● Instruction:
In the data below, locate each line with the word "trong" and list it.

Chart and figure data
↓↓↓

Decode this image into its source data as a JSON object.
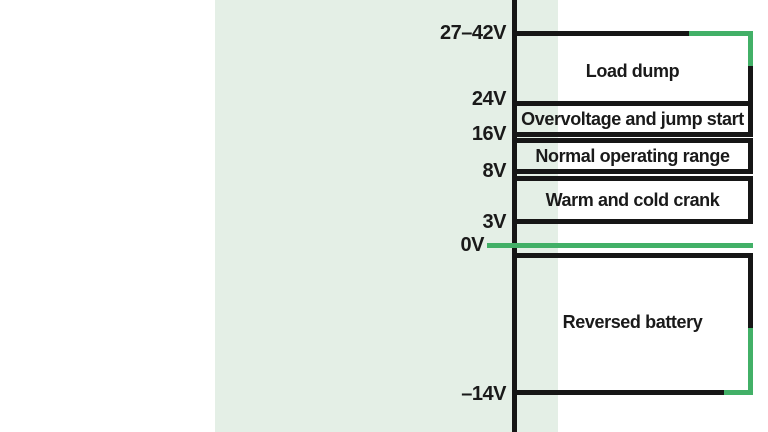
{
  "figure": {
    "colors": {
      "panel_background": "#e4efe6",
      "page_background": "#ffffff",
      "line_black": "#161616",
      "accent_green": "#42b067",
      "text": "#1a1a1a"
    },
    "axis": {
      "ticks": [
        {
          "label": "27–42V"
        },
        {
          "label": "24V"
        },
        {
          "label": "16V"
        },
        {
          "label": "8V"
        },
        {
          "label": "3V"
        },
        {
          "label": "0V"
        },
        {
          "label": "–14V"
        }
      ]
    },
    "regions": [
      {
        "label": "Load dump",
        "from": "24V",
        "to": "27–42V"
      },
      {
        "label": "Overvoltage and jump start",
        "from": "16V",
        "to": "24V"
      },
      {
        "label": "Normal operating range",
        "from": "8V",
        "to": "16V"
      },
      {
        "label": "Warm and cold crank",
        "from": "3V",
        "to": "8V"
      },
      {
        "label": "Reversed battery",
        "from": "–14V",
        "to": "0V"
      }
    ]
  }
}
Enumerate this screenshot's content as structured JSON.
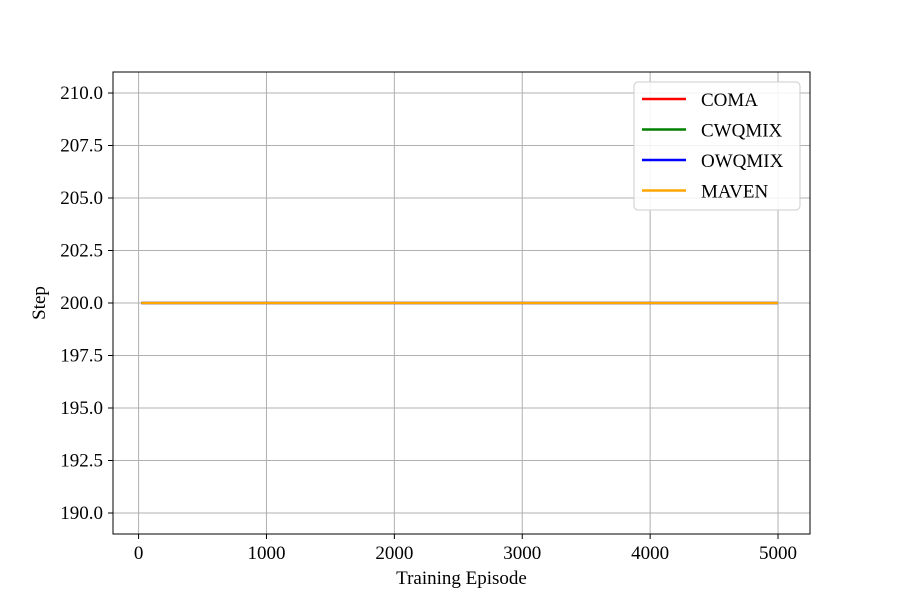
{
  "chart_data": {
    "type": "line",
    "title": "",
    "xlabel": "Training Episode",
    "ylabel": "Step",
    "xlim": [
      -200,
      5250
    ],
    "ylim": [
      189.0,
      211.0
    ],
    "xticks": [
      0,
      1000,
      2000,
      3000,
      4000,
      5000
    ],
    "xtick_labels": [
      "0",
      "1000",
      "2000",
      "3000",
      "4000",
      "5000"
    ],
    "yticks": [
      190.0,
      192.5,
      195.0,
      197.5,
      200.0,
      202.5,
      205.0,
      207.5,
      210.0
    ],
    "ytick_labels": [
      "190.0",
      "192.5",
      "195.0",
      "197.5",
      "200.0",
      "202.5",
      "205.0",
      "207.5",
      "210.0"
    ],
    "grid": true,
    "legend_position": "top-right",
    "x": [
      20,
      5000
    ],
    "series": [
      {
        "name": "COMA",
        "color": "#ff0000",
        "values": [
          200,
          200
        ]
      },
      {
        "name": "CWQMIX",
        "color": "#008000",
        "values": [
          200,
          200
        ]
      },
      {
        "name": "OWQMIX",
        "color": "#0000ff",
        "values": [
          200,
          200
        ]
      },
      {
        "name": "MAVEN",
        "color": "#ffa500",
        "values": [
          200,
          200
        ]
      }
    ]
  }
}
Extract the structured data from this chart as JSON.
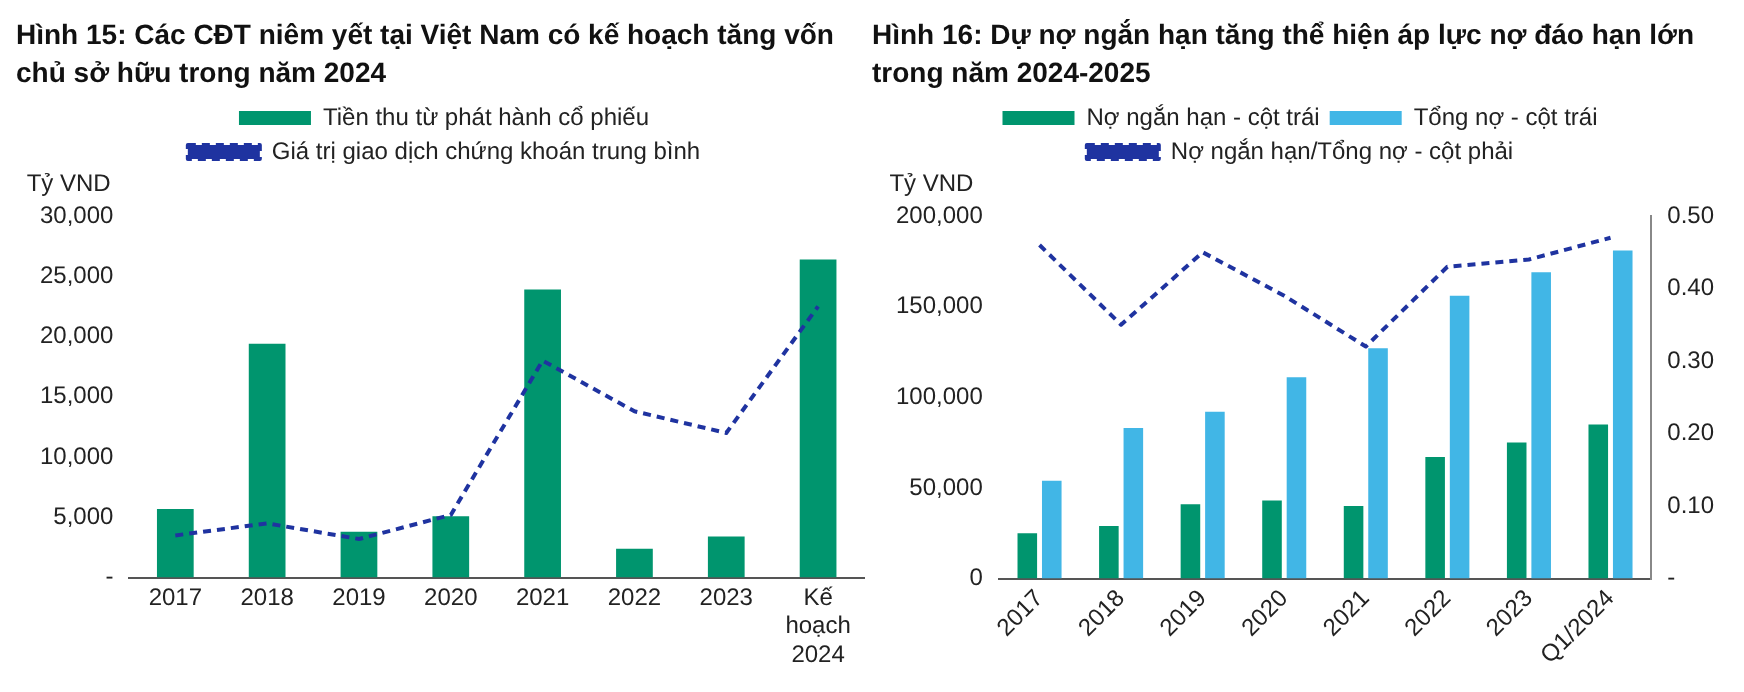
{
  "chart_data": [
    {
      "type": "bar",
      "title": "Hình 15: Các CĐT niêm yết tại Việt Nam có kế hoạch tăng vốn chủ sở hữu trong năm 2024",
      "ylabel": "Tỷ VND",
      "categories": [
        "2017",
        "2018",
        "2019",
        "2020",
        "2021",
        "2022",
        "2023",
        "Kế hoạch 2024"
      ],
      "series": [
        {
          "name": "Tiền thu từ phát hành cổ phiếu",
          "type": "bar",
          "color": "#00956e",
          "values": [
            5700,
            19400,
            3800,
            5100,
            23900,
            2400,
            3400,
            26400
          ]
        },
        {
          "name": "Giá trị giao dịch chứng khoán trung bình",
          "type": "line",
          "color": "#1f33a0",
          "line_style": "dashed",
          "marker": "none",
          "values": [
            3500,
            4500,
            3200,
            5200,
            18000,
            13800,
            12000,
            22500
          ]
        }
      ],
      "ylim": [
        0,
        30000
      ],
      "yticks": [
        {
          "value": 0,
          "label": "-"
        },
        {
          "value": 5000,
          "label": "5,000"
        },
        {
          "value": 10000,
          "label": "10,000"
        },
        {
          "value": 15000,
          "label": "15,000"
        },
        {
          "value": 20000,
          "label": "20,000"
        },
        {
          "value": 25000,
          "label": "25,000"
        },
        {
          "value": 30000,
          "label": "30,000"
        }
      ],
      "grid": false,
      "legend": "top"
    },
    {
      "type": "bar",
      "title": "Hình 16: Dự nợ ngắn hạn tăng thể hiện áp lực nợ đáo hạn lớn trong năm 2024-2025",
      "ylabel": "Tỷ VND",
      "categories": [
        "2017",
        "2018",
        "2019",
        "2020",
        "2021",
        "2022",
        "2023",
        "Q1/2024"
      ],
      "series": [
        {
          "name": "Nợ ngắn hạn - cột trái",
          "type": "bar",
          "color": "#00956e",
          "values": [
            25000,
            29000,
            41000,
            43000,
            40000,
            67000,
            75000,
            85000
          ]
        },
        {
          "name": "Tổng nợ - cột trái",
          "type": "bar",
          "color": "#41b6e6",
          "values": [
            54000,
            83000,
            92000,
            111000,
            127000,
            156000,
            169000,
            181000
          ]
        },
        {
          "name": "Nợ ngắn hạn/Tổng nợ - cột phải",
          "type": "line",
          "axis": "y2",
          "color": "#1f33a0",
          "line_style": "dashed",
          "marker": "none",
          "values": [
            0.46,
            0.35,
            0.45,
            0.39,
            0.32,
            0.43,
            0.44,
            0.47
          ]
        }
      ],
      "ylim": [
        0,
        200000
      ],
      "yticks": [
        {
          "value": 0,
          "label": "0"
        },
        {
          "value": 50000,
          "label": "50,000"
        },
        {
          "value": 100000,
          "label": "100,000"
        },
        {
          "value": 150000,
          "label": "150,000"
        },
        {
          "value": 200000,
          "label": "200,000"
        }
      ],
      "y2lim": [
        0,
        0.5
      ],
      "y2ticks": [
        {
          "value": 0,
          "label": "-"
        },
        {
          "value": 0.1,
          "label": "0.10"
        },
        {
          "value": 0.2,
          "label": "0.20"
        },
        {
          "value": 0.3,
          "label": "0.30"
        },
        {
          "value": 0.4,
          "label": "0.40"
        },
        {
          "value": 0.5,
          "label": "0.50"
        }
      ],
      "grid": false,
      "legend": "top"
    }
  ]
}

↑↑↑

● Reply:
      "title": "Hình 15: Các CĐT niêm yết tại Việt Nam có kế hoạch tăng vốn chủ sở hữu trong năm 2024",
      "title": "Hình 16: Dự nợ ngắn hạn tăng thể hiện áp lực nợ đáo hạn lớn trong năm 2024-2025",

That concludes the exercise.